**PROBLEM:** Compile every line that includes the word "image".

Items from a dataset:
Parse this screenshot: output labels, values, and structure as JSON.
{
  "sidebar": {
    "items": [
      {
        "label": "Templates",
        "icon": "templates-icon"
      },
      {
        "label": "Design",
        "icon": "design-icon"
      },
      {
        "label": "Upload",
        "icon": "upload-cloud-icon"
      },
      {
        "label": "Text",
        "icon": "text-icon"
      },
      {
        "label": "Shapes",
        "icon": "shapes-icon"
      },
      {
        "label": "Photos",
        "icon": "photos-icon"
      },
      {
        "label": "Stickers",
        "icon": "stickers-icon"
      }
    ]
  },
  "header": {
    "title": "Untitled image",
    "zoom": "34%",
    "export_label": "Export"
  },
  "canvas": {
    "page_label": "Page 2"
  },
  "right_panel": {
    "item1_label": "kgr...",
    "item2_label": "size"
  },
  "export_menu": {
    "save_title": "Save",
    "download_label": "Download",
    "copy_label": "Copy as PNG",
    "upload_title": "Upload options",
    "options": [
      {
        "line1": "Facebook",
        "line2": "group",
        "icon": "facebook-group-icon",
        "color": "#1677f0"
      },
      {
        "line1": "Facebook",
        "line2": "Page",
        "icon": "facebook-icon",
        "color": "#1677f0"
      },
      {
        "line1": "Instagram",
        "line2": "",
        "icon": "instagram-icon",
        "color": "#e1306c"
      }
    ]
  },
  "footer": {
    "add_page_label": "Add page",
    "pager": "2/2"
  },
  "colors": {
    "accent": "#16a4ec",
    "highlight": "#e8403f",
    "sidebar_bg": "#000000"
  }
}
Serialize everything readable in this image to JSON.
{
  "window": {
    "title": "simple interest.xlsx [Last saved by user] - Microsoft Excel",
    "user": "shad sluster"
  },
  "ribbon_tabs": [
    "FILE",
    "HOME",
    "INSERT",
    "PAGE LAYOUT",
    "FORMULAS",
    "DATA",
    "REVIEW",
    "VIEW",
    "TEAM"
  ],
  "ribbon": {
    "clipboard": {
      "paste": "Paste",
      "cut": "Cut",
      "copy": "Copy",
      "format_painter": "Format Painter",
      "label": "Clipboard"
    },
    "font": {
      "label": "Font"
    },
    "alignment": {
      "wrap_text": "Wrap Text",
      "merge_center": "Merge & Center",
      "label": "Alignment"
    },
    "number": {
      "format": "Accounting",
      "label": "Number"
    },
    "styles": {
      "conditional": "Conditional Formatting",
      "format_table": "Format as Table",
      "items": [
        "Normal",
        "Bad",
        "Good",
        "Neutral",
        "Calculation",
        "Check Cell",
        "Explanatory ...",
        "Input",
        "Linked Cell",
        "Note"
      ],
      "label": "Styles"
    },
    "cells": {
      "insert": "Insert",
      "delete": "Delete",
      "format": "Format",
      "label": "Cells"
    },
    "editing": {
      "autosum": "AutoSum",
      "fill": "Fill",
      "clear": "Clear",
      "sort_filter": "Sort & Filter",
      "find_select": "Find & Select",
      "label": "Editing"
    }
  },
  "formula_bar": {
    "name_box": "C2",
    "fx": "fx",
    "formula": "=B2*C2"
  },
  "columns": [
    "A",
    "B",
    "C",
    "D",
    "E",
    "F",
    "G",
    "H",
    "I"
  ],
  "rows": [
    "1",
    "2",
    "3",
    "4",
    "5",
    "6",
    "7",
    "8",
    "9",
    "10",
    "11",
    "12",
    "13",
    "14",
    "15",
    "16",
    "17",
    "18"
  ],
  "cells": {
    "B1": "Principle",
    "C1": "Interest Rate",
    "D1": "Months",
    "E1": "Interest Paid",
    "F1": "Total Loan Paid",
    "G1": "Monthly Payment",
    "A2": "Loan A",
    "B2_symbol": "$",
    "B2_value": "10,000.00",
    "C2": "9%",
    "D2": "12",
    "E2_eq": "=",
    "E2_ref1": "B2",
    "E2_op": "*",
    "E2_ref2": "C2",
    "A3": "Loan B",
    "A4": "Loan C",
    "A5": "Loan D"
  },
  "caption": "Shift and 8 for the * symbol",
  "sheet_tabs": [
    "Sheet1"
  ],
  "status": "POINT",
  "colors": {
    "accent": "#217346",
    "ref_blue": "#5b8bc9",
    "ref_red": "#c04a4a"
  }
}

**PROBLEM SOLUTION:**
    "title": "Untitled image",
Serialize everything readable in this image to JSON.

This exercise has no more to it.